■ **Data for this task**
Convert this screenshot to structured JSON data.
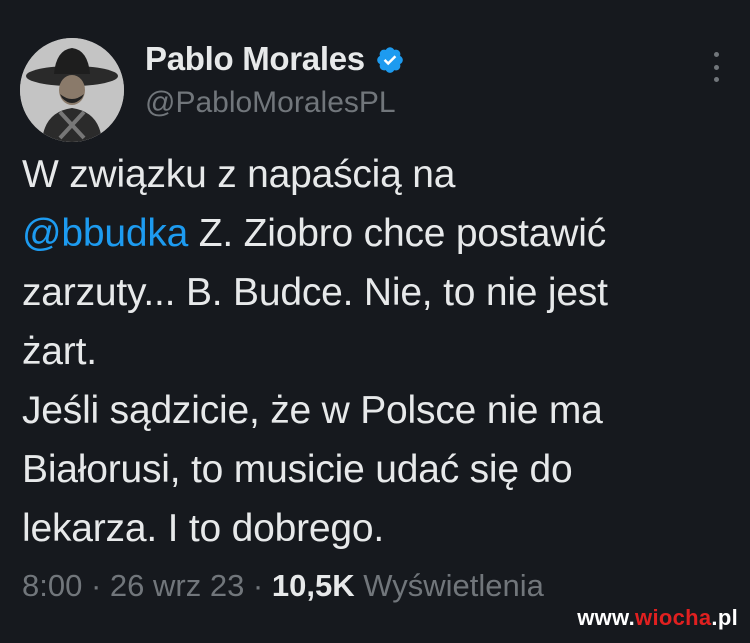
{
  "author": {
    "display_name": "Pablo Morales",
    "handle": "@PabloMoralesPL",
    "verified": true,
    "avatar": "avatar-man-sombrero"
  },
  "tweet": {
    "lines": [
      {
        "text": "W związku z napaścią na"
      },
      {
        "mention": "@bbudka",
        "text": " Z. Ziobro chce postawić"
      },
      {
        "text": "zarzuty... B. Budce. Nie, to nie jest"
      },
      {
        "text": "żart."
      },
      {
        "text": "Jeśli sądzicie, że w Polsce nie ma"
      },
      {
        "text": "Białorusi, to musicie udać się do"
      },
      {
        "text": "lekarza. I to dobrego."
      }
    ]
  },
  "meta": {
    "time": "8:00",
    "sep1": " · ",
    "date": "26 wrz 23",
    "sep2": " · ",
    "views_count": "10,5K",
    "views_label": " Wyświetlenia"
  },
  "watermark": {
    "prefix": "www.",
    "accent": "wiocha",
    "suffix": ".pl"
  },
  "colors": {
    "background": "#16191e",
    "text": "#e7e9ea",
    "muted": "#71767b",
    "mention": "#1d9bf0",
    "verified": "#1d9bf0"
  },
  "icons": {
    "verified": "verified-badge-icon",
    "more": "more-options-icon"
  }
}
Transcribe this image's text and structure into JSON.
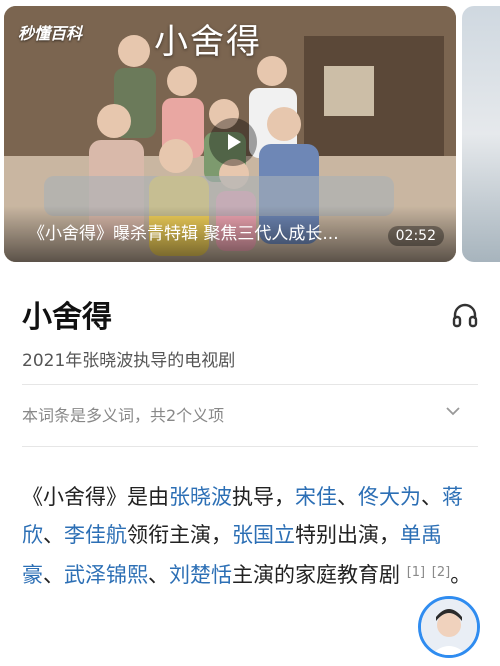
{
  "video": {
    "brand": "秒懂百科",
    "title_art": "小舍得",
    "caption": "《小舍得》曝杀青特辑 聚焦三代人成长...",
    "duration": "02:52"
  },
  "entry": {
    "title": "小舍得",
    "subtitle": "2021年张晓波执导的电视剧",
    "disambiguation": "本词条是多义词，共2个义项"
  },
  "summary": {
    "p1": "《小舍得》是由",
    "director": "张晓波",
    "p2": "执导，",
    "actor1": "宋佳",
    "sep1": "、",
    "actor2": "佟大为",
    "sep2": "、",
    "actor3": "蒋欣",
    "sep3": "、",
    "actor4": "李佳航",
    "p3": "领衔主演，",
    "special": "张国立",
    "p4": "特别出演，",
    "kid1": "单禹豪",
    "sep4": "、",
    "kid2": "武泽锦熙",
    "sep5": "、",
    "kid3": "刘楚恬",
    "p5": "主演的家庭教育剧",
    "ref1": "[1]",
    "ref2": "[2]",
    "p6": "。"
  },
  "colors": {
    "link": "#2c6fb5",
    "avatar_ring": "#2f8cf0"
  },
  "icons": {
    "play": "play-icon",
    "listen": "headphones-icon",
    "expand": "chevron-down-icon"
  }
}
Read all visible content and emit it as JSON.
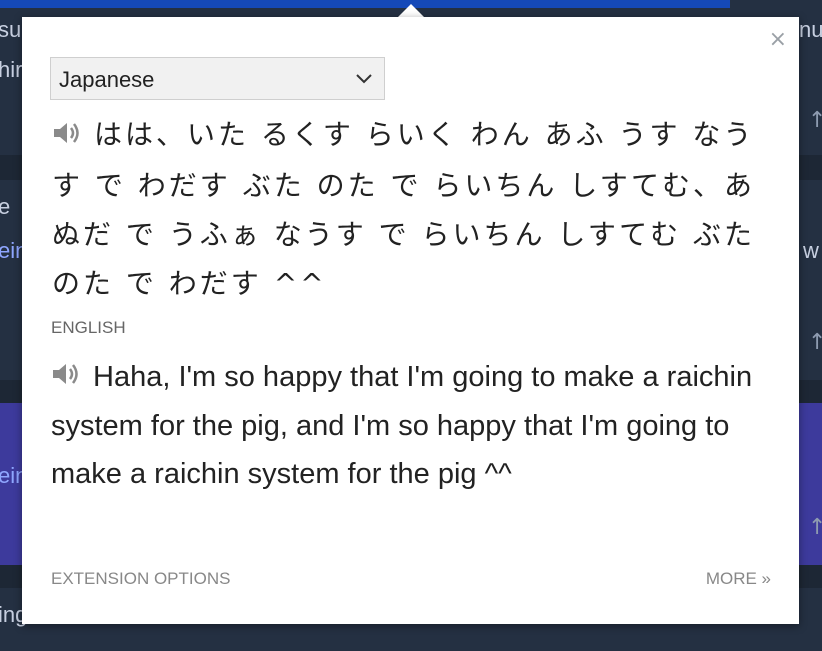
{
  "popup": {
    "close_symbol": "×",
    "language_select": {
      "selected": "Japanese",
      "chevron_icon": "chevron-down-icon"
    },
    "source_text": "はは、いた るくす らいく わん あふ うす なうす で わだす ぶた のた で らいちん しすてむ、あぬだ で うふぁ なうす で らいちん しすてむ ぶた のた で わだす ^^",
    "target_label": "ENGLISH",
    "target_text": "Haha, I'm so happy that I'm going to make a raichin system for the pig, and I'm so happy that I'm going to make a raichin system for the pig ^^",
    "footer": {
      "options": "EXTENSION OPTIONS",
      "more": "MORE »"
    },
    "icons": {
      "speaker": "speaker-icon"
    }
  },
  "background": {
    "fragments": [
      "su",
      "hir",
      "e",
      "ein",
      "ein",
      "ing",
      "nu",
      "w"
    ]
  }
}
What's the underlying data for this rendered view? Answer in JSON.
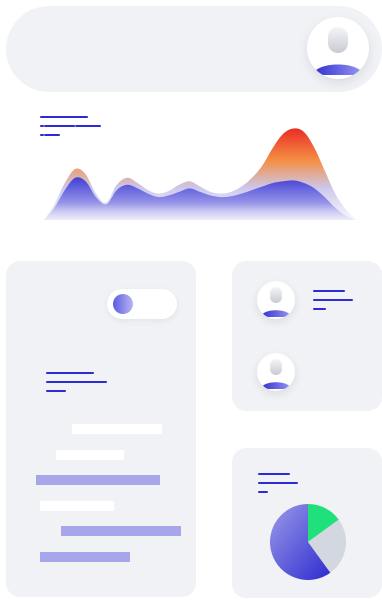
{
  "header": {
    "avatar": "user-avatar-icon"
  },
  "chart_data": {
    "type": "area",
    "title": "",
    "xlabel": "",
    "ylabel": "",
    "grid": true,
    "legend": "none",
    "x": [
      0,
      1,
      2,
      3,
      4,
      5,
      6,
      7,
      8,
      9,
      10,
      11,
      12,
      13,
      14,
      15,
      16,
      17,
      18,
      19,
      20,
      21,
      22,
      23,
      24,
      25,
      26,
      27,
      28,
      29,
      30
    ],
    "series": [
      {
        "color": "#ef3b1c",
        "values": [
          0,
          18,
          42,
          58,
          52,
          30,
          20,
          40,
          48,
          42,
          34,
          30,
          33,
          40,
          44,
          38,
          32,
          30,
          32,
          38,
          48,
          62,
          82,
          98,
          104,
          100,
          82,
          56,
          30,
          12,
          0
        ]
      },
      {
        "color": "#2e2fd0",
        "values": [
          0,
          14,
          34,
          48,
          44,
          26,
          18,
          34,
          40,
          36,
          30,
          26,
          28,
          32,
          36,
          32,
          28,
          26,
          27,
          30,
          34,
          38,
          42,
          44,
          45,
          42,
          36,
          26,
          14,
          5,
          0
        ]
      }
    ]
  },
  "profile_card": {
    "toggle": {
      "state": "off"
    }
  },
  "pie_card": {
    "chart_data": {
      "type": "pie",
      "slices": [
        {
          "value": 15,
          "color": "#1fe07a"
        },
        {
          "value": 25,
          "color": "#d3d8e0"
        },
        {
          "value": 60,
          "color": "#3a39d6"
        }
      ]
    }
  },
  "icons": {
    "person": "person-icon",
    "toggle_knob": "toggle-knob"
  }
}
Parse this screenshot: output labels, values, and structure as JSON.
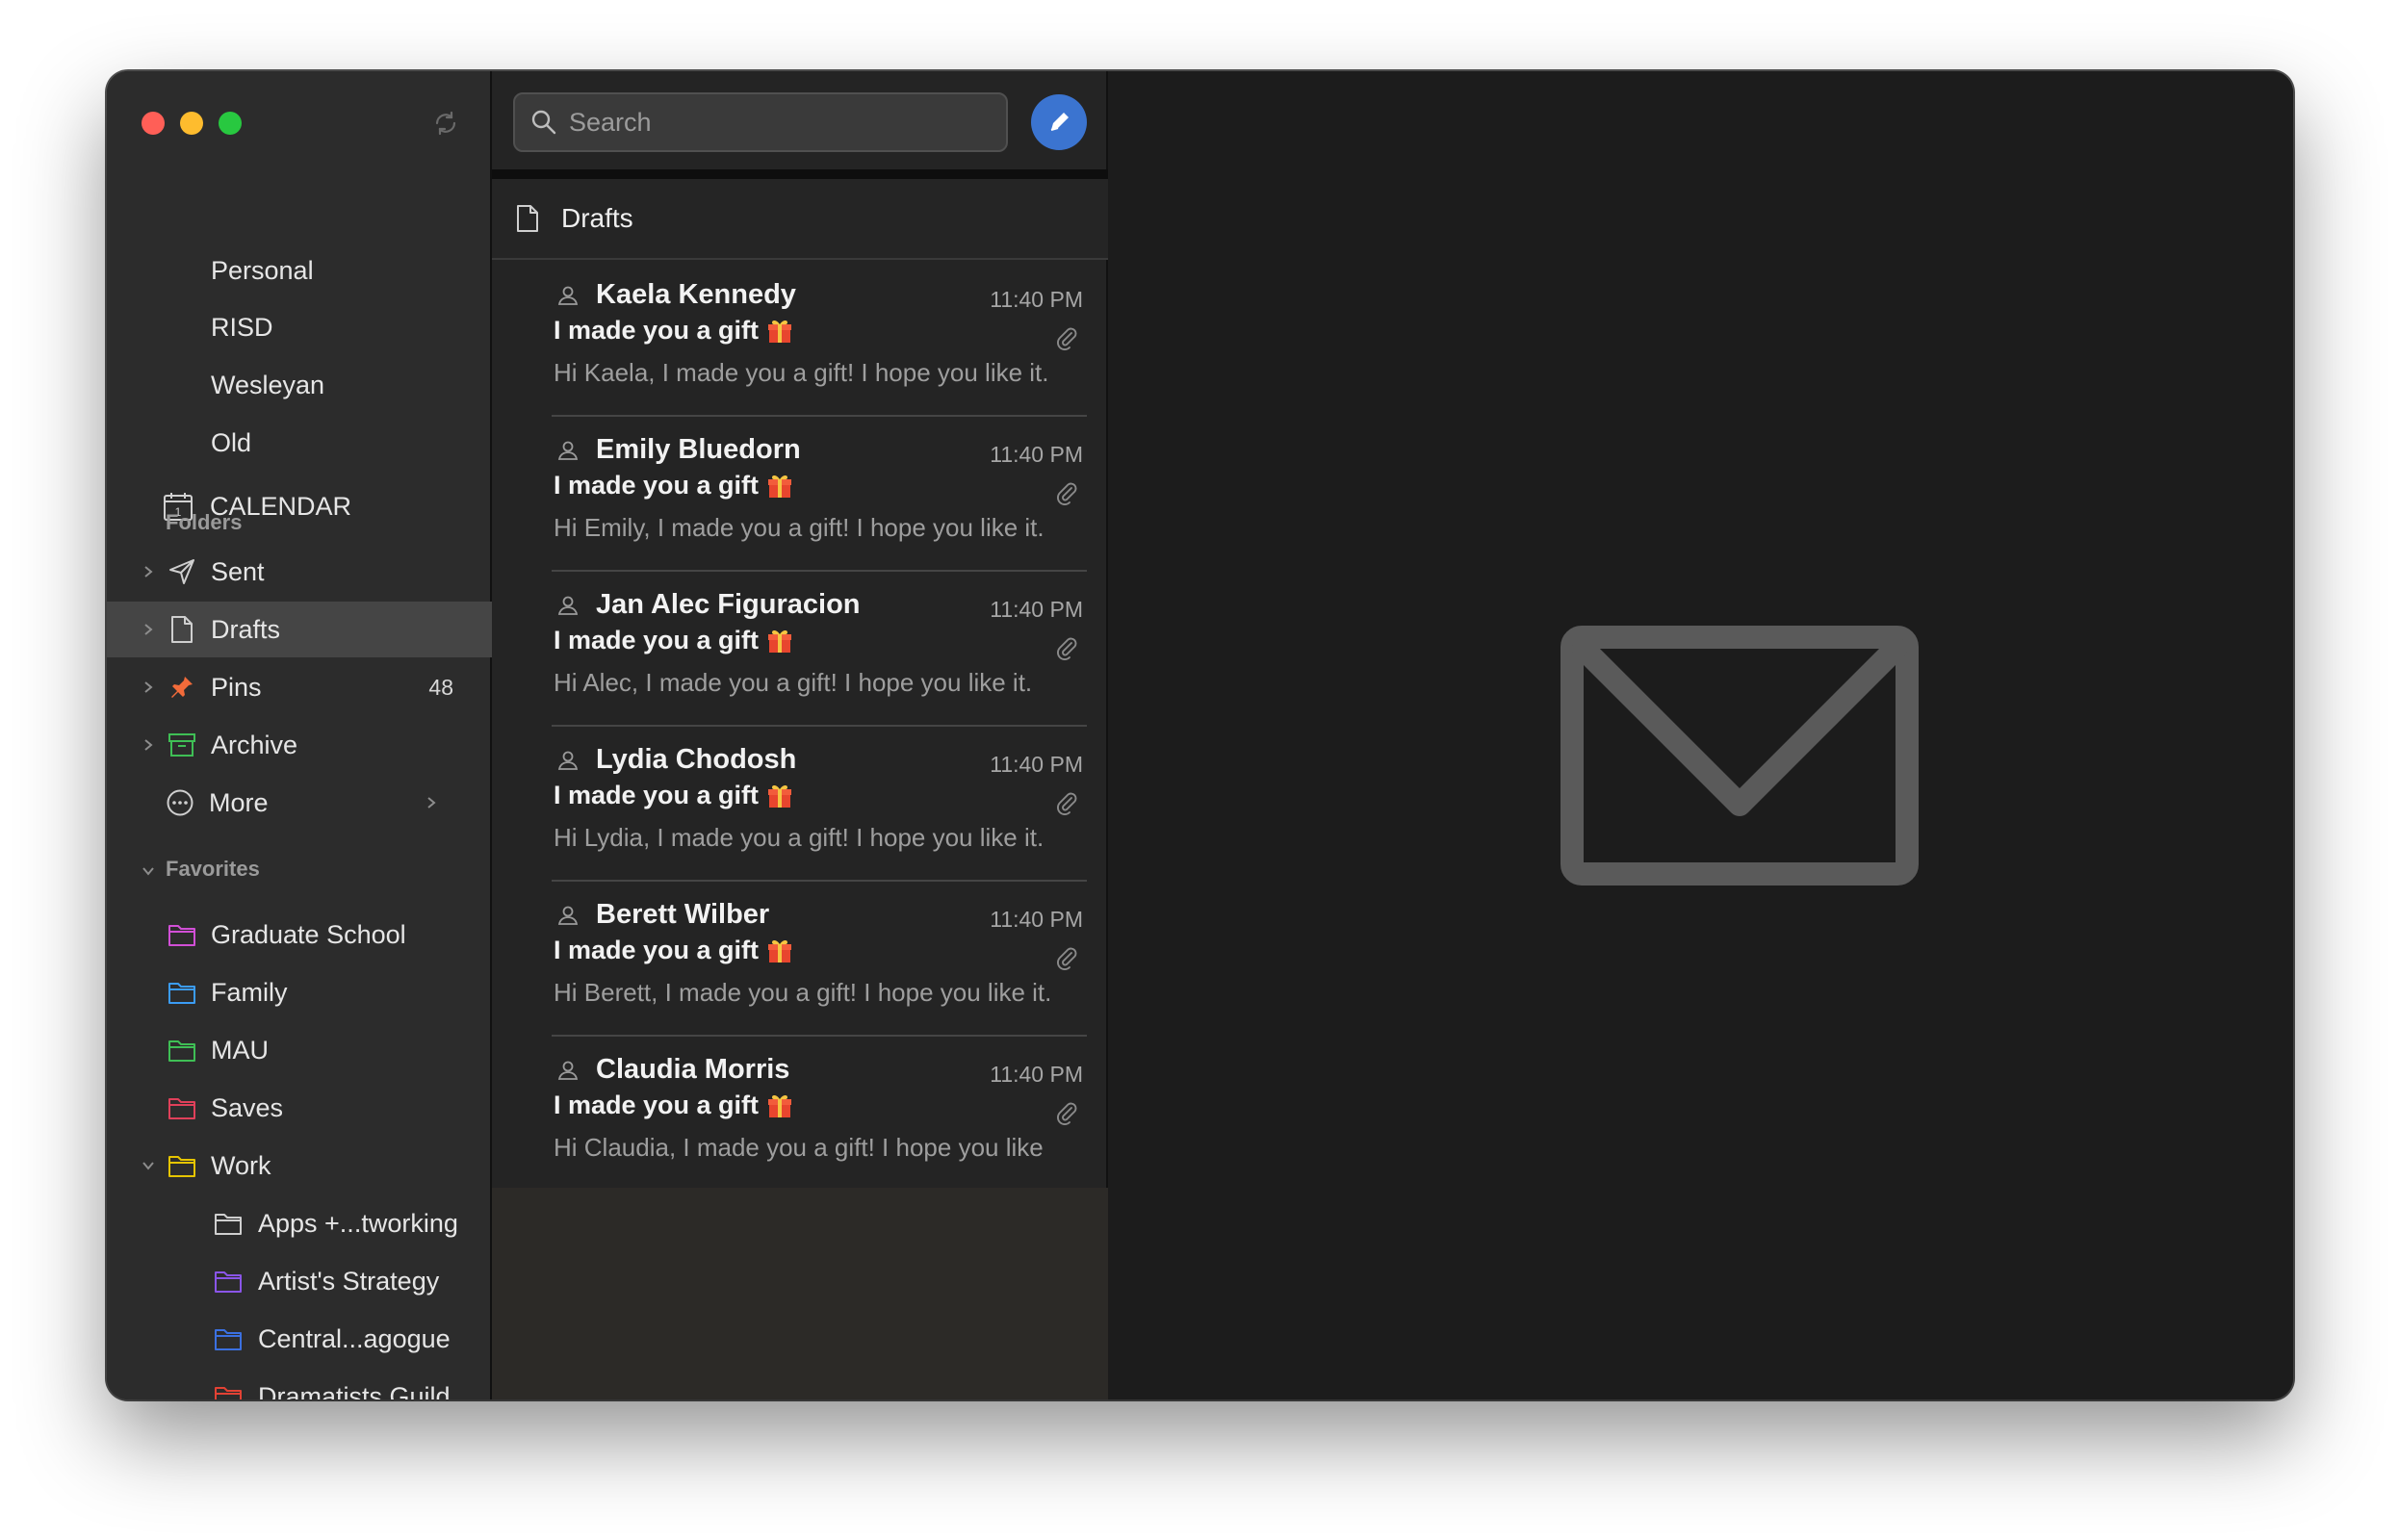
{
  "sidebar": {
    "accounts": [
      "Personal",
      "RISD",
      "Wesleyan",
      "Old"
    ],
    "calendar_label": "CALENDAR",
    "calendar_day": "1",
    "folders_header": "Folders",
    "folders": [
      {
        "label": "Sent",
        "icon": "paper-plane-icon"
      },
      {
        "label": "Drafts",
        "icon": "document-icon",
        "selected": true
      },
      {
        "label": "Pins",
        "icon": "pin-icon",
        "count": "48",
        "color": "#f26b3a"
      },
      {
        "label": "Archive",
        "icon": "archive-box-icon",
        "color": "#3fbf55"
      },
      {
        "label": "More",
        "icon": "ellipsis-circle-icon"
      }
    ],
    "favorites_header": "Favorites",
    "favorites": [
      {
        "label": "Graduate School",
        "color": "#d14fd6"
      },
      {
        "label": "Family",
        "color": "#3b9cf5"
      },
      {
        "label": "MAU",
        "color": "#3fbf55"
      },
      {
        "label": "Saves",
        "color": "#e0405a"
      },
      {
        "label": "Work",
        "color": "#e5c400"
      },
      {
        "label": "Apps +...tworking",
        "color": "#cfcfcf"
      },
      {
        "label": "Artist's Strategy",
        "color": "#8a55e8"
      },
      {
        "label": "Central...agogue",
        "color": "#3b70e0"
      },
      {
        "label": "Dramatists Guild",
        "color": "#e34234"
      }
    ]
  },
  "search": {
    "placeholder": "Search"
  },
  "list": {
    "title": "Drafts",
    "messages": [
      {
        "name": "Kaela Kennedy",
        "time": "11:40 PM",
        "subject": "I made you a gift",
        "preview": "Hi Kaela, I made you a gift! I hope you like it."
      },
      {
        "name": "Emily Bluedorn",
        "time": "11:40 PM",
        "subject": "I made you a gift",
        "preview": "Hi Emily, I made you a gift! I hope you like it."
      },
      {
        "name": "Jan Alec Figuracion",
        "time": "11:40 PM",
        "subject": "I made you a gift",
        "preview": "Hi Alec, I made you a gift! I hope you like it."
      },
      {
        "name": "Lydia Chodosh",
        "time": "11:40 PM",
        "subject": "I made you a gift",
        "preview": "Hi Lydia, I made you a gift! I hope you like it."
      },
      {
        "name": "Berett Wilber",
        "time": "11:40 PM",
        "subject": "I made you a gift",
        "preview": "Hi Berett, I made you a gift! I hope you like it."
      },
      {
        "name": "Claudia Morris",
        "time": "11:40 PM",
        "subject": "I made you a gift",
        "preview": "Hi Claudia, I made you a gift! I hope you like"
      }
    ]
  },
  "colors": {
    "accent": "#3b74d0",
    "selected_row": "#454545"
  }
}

■ **To do**
Look for the word "Claudia" and return every line where it occurs.

■ **Solution to the problem**
        "name": "Claudia Morris",
        "preview": "Hi Claudia, I made you a gift! I hope you like"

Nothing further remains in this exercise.